** Do this **
Find each line with "structured" and copy it.

━━━ Records provided

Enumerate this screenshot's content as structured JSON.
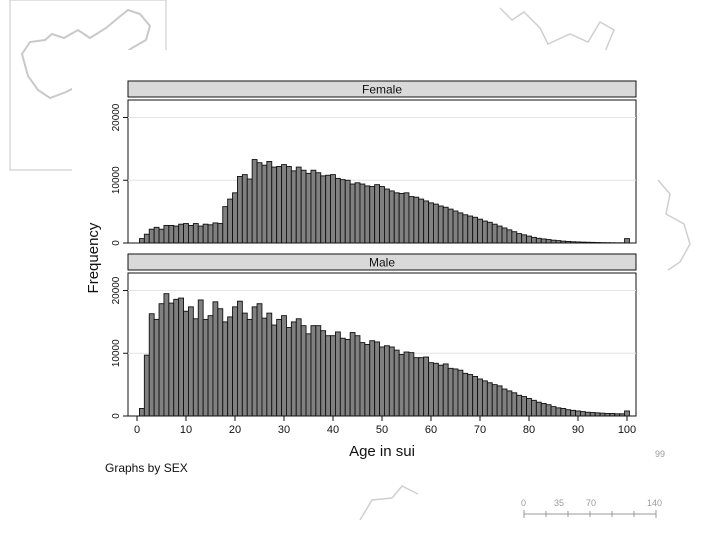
{
  "chart_data": {
    "type": "bar",
    "ylabel": "Frequency",
    "xlabel": "Age in sui",
    "caption": "Graphs by SEX",
    "x_ticks": [
      0,
      10,
      20,
      30,
      40,
      50,
      60,
      70,
      80,
      90,
      100
    ],
    "y_ticks": [
      0,
      10000,
      20000
    ],
    "xlim": [
      0,
      100
    ],
    "ylim": [
      0,
      20000
    ],
    "bar_color": "#808080",
    "x": [
      1,
      2,
      3,
      4,
      5,
      6,
      7,
      8,
      9,
      10,
      11,
      12,
      13,
      14,
      15,
      16,
      17,
      18,
      19,
      20,
      21,
      22,
      23,
      24,
      25,
      26,
      27,
      28,
      29,
      30,
      31,
      32,
      33,
      34,
      35,
      36,
      37,
      38,
      39,
      40,
      41,
      42,
      43,
      44,
      45,
      46,
      47,
      48,
      49,
      50,
      51,
      52,
      53,
      54,
      55,
      56,
      57,
      58,
      59,
      60,
      61,
      62,
      63,
      64,
      65,
      66,
      67,
      68,
      69,
      70,
      71,
      72,
      73,
      74,
      75,
      76,
      77,
      78,
      79,
      80,
      81,
      82,
      83,
      84,
      85,
      86,
      87,
      88,
      89,
      90,
      91,
      92,
      93,
      94,
      95,
      96,
      97,
      98,
      99,
      100
    ],
    "panels": [
      {
        "title": "Female",
        "values": [
          700,
          1400,
          2200,
          2500,
          2200,
          2800,
          2800,
          2700,
          3000,
          3100,
          2800,
          3100,
          2700,
          3000,
          2900,
          3200,
          3100,
          5800,
          7000,
          8000,
          10600,
          10900,
          10200,
          13300,
          12800,
          12400,
          13000,
          12100,
          12200,
          12500,
          12200,
          11500,
          12100,
          11600,
          11100,
          11600,
          11200,
          10700,
          10800,
          10900,
          10300,
          10100,
          10000,
          9400,
          9600,
          9400,
          9100,
          9000,
          9300,
          9000,
          8600,
          8300,
          8000,
          7900,
          8000,
          7400,
          7300,
          7000,
          6700,
          6400,
          6200,
          5900,
          5700,
          5400,
          5100,
          4800,
          4500,
          4300,
          4100,
          3800,
          3500,
          3300,
          3000,
          2700,
          2400,
          2100,
          1800,
          1500,
          1300,
          1100,
          900,
          750,
          650,
          550,
          450,
          380,
          300,
          250,
          200,
          170,
          140,
          120,
          100,
          80,
          60,
          50,
          40,
          30,
          30,
          700
        ]
      },
      {
        "title": "Male",
        "values": [
          1200,
          9700,
          16300,
          15400,
          17900,
          19500,
          18000,
          18600,
          18800,
          16700,
          17400,
          15500,
          18500,
          15400,
          16000,
          18200,
          17100,
          15000,
          15800,
          17400,
          18300,
          16400,
          15400,
          17400,
          17900,
          15600,
          16400,
          14500,
          15400,
          16000,
          14100,
          15000,
          15500,
          14400,
          13100,
          14400,
          14400,
          13600,
          12800,
          12800,
          13400,
          12400,
          12200,
          13300,
          12800,
          11700,
          11400,
          12000,
          11800,
          11000,
          11200,
          11000,
          10500,
          9800,
          10200,
          10100,
          9300,
          9300,
          9400,
          8500,
          8400,
          8100,
          8300,
          7600,
          7500,
          7300,
          6800,
          6600,
          6300,
          5900,
          5600,
          5300,
          5000,
          4800,
          4300,
          4000,
          3700,
          3300,
          3100,
          2800,
          2500,
          2200,
          2000,
          1800,
          1500,
          1300,
          1200,
          1000,
          900,
          800,
          700,
          600,
          550,
          500,
          450,
          400,
          400,
          350,
          350,
          800
        ]
      }
    ]
  },
  "decor": {
    "scale_bar_labels": [
      "0",
      "35",
      "70",
      "140"
    ],
    "partial_label": "99"
  }
}
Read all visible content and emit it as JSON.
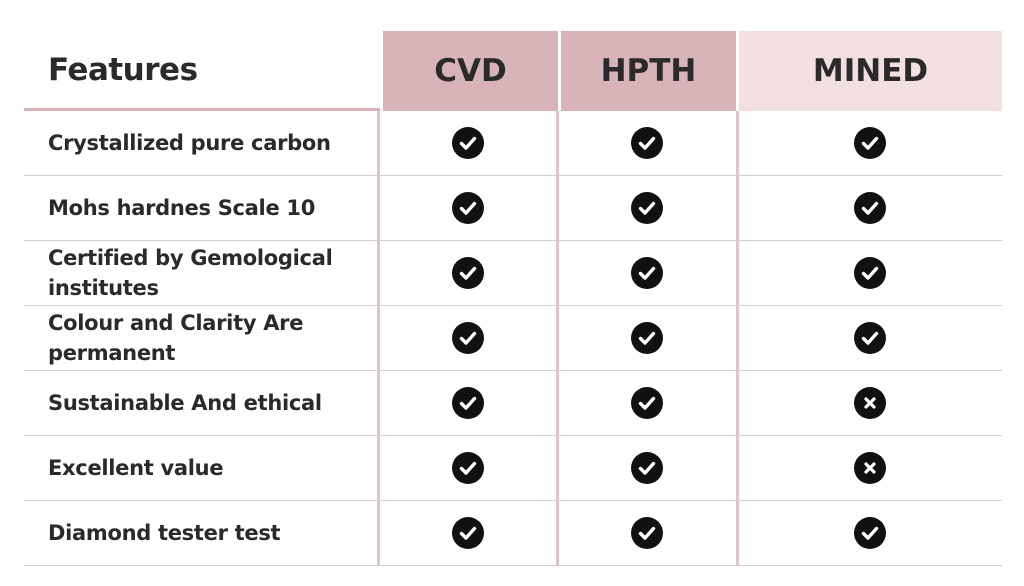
{
  "header": {
    "features_label": "Features",
    "columns": [
      "CVD",
      "HPTH",
      "MINED"
    ]
  },
  "rows": [
    {
      "feature": "Crystallized pure carbon",
      "values": [
        "check",
        "check",
        "check"
      ]
    },
    {
      "feature": "Mohs hardnes Scale 10",
      "values": [
        "check",
        "check",
        "check"
      ]
    },
    {
      "feature": "Certified by Gemological institutes",
      "values": [
        "check",
        "check",
        "check"
      ]
    },
    {
      "feature": "Colour and Clarity Are permanent",
      "values": [
        "check",
        "check",
        "check"
      ]
    },
    {
      "feature": "Sustainable And ethical",
      "values": [
        "check",
        "check",
        "cross"
      ]
    },
    {
      "feature": "Excellent value",
      "values": [
        "check",
        "check",
        "cross"
      ]
    },
    {
      "feature": "Diamond tester test",
      "values": [
        "check",
        "check",
        "check"
      ]
    }
  ],
  "colors": {
    "header_cvd_bg": "#d8b4b9",
    "header_hpth_bg": "#d8b4b9",
    "header_mined_bg": "#f2e0e1",
    "icon_fill": "#111111"
  }
}
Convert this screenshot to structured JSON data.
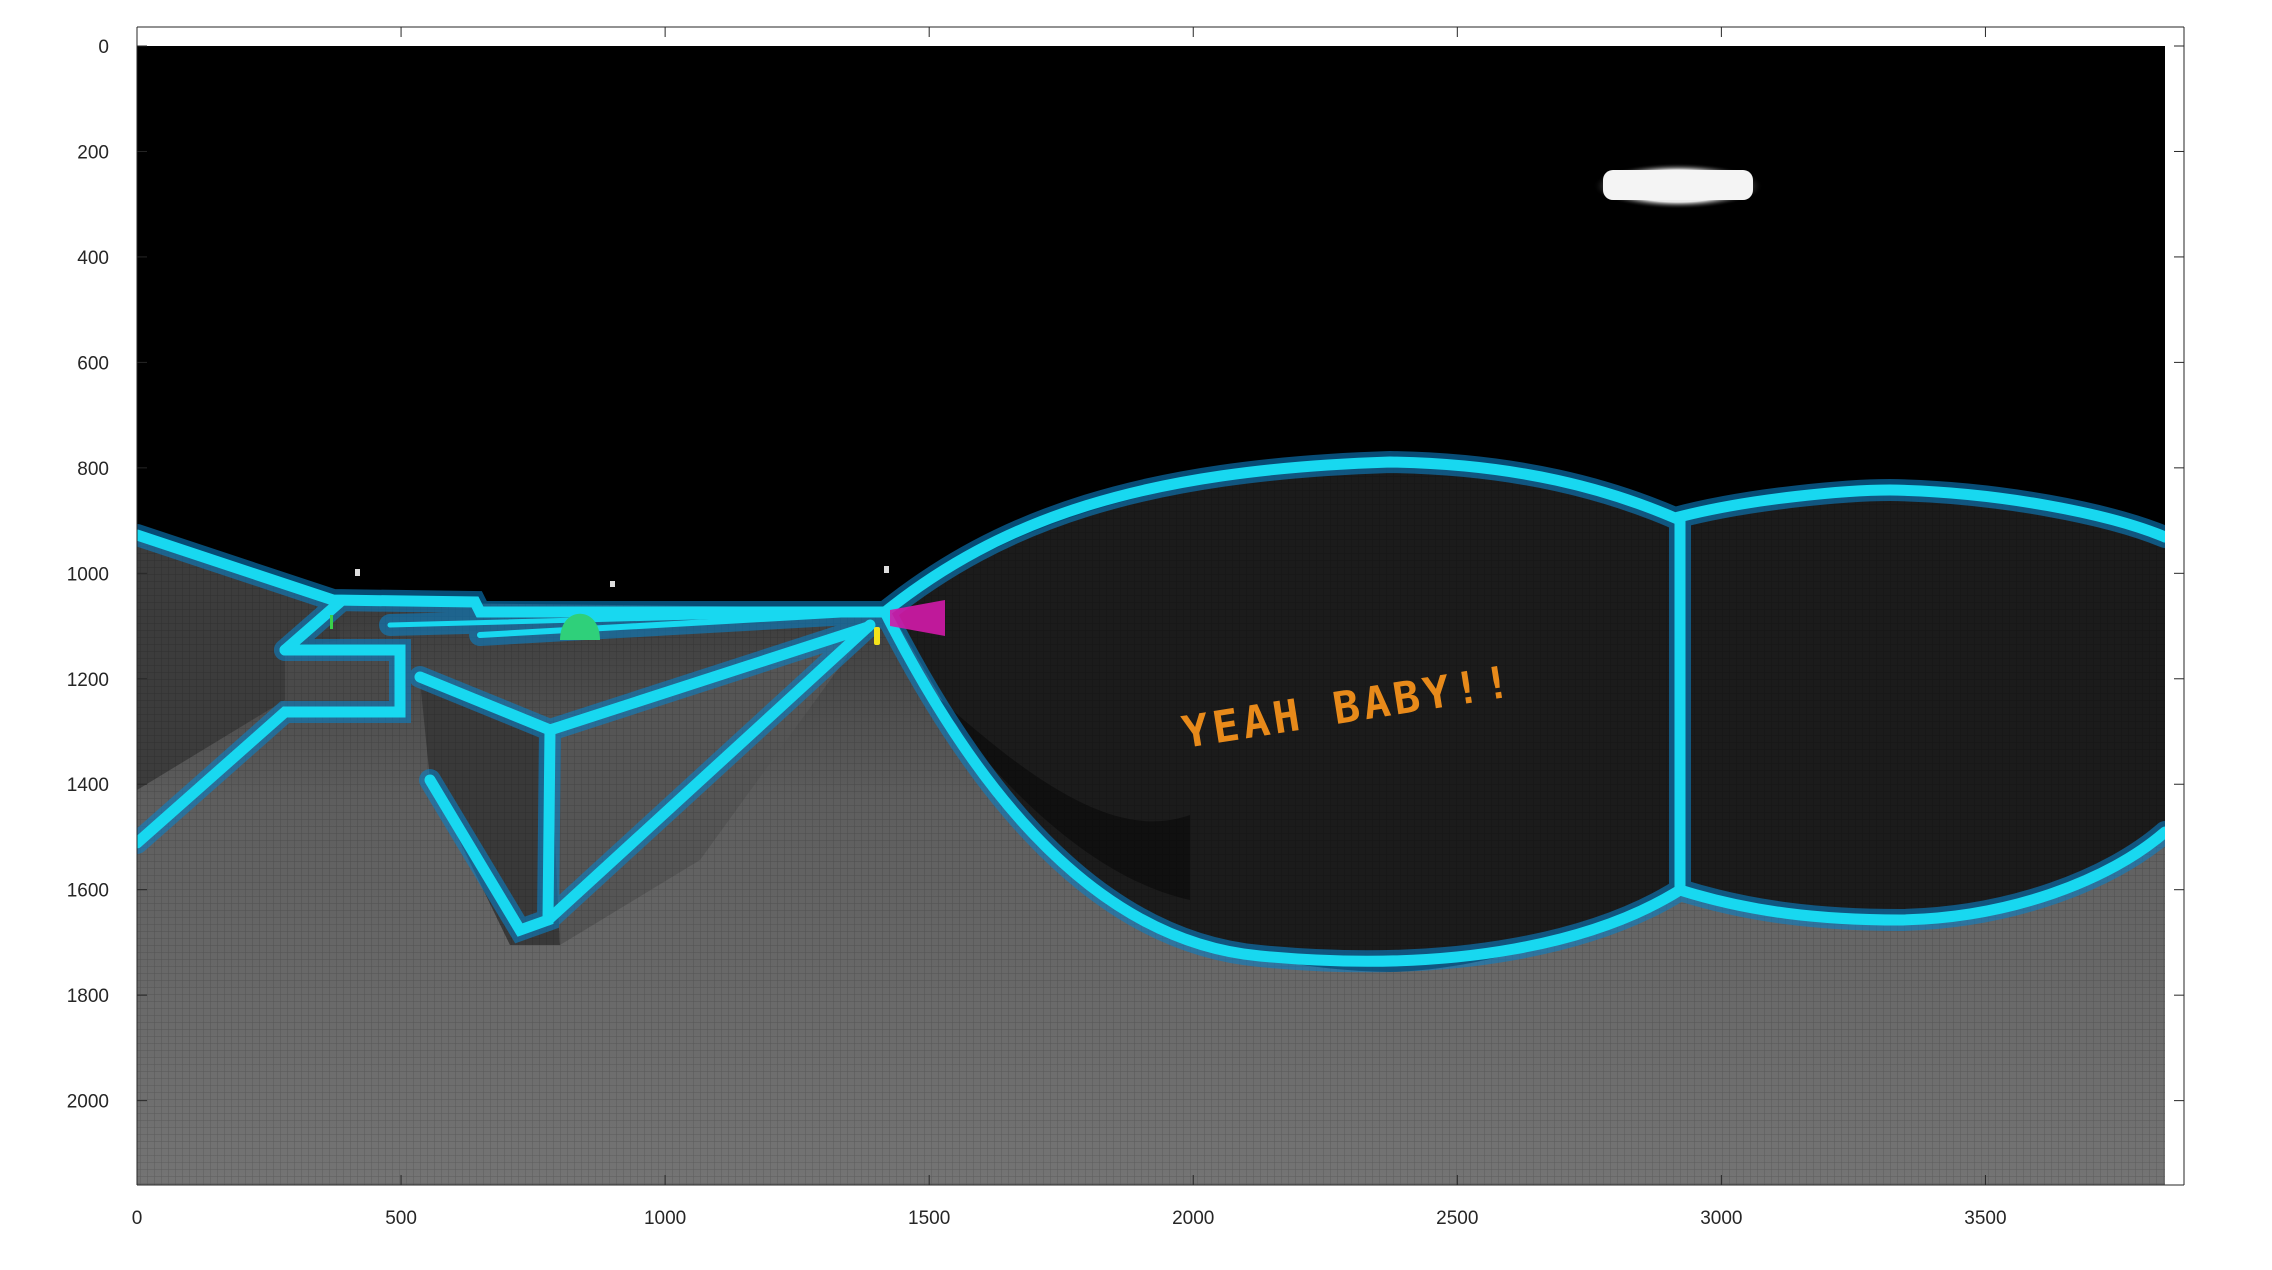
{
  "figure": {
    "image_description_hidden": "",
    "x_axis": {
      "ticks": [
        0,
        500,
        1000,
        1500,
        2000,
        2500,
        3000,
        3500
      ],
      "limits": [
        0,
        3840
      ]
    },
    "y_axis": {
      "ticks": [
        0,
        200,
        400,
        600,
        800,
        1000,
        1200,
        1400,
        1600,
        1800,
        2000
      ],
      "limits": [
        0,
        2160
      ]
    },
    "scene": {
      "graffiti_text": "YEAH BABY!!",
      "colors": {
        "sky": "#000000",
        "floor": "#6b6b6b",
        "wall": "#1c1c1c",
        "neon": "#18d8f0",
        "neon_glow": "#0b7fc4",
        "graffiti": "#e88a1a",
        "magenta_sign": "#d21aa8",
        "green_dome": "#2fd07a",
        "axis": "#262626"
      }
    }
  }
}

━━━━━━

** Exercise result **
Enumerate this screenshot's content as structured JSON.
Convert this screenshot to structured JSON data.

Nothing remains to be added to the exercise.